Select from the data all lines with the word "title".

Figure dataset records:
....
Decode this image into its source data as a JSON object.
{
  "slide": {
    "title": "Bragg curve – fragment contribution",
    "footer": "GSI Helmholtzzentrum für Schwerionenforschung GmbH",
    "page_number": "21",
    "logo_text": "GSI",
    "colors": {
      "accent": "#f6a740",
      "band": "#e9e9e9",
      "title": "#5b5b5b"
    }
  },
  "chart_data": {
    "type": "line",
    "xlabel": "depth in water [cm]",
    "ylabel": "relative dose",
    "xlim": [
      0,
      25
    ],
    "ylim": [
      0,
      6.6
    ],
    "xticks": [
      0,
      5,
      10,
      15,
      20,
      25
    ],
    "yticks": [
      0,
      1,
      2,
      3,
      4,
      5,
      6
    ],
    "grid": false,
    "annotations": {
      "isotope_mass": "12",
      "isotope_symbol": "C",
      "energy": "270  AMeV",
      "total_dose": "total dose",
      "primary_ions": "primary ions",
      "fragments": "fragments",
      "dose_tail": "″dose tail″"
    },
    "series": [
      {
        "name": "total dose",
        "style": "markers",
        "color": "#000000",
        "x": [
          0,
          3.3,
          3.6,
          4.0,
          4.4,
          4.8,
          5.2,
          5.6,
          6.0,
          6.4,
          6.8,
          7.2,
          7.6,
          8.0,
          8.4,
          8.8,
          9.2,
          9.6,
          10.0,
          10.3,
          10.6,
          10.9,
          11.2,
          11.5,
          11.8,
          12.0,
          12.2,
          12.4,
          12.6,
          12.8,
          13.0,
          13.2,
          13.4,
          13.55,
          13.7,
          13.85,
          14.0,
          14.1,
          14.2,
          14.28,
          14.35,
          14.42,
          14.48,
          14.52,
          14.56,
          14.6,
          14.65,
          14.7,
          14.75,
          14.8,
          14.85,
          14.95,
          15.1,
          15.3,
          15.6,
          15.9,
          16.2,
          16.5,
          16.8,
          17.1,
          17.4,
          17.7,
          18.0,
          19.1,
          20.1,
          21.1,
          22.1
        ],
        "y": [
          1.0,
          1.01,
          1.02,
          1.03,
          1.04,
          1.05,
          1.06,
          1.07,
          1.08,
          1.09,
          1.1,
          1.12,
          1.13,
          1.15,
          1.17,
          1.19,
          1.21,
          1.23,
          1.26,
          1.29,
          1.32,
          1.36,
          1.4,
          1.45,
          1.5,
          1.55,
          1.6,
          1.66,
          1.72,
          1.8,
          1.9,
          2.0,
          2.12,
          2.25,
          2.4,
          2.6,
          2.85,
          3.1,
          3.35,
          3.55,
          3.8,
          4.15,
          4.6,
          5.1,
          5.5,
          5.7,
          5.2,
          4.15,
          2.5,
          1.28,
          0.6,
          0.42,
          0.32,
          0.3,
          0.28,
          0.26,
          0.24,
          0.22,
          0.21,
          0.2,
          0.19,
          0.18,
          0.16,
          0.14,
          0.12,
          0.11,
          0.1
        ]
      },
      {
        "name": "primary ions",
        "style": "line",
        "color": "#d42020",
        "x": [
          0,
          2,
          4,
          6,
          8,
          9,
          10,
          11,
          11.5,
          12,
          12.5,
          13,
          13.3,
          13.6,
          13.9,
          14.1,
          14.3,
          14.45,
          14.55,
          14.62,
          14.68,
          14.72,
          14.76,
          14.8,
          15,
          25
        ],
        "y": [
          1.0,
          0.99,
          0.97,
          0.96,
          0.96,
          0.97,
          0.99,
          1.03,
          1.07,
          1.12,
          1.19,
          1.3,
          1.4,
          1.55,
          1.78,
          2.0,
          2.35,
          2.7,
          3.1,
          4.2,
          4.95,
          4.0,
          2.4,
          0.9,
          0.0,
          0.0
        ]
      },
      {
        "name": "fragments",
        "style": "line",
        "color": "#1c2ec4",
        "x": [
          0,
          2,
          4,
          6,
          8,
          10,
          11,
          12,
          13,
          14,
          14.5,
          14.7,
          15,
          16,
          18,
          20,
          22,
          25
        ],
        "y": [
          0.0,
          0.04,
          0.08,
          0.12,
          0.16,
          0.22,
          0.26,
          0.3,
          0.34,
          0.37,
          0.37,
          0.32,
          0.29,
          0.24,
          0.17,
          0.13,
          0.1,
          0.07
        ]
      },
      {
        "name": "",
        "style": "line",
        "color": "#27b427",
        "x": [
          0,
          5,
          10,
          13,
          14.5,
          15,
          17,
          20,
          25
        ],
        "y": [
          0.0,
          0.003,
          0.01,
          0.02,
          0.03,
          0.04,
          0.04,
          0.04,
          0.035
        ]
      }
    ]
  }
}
....
_Exercise answer:_
    "title": "Bragg curve – fragment contribution",
      "title": "#5b5b5b"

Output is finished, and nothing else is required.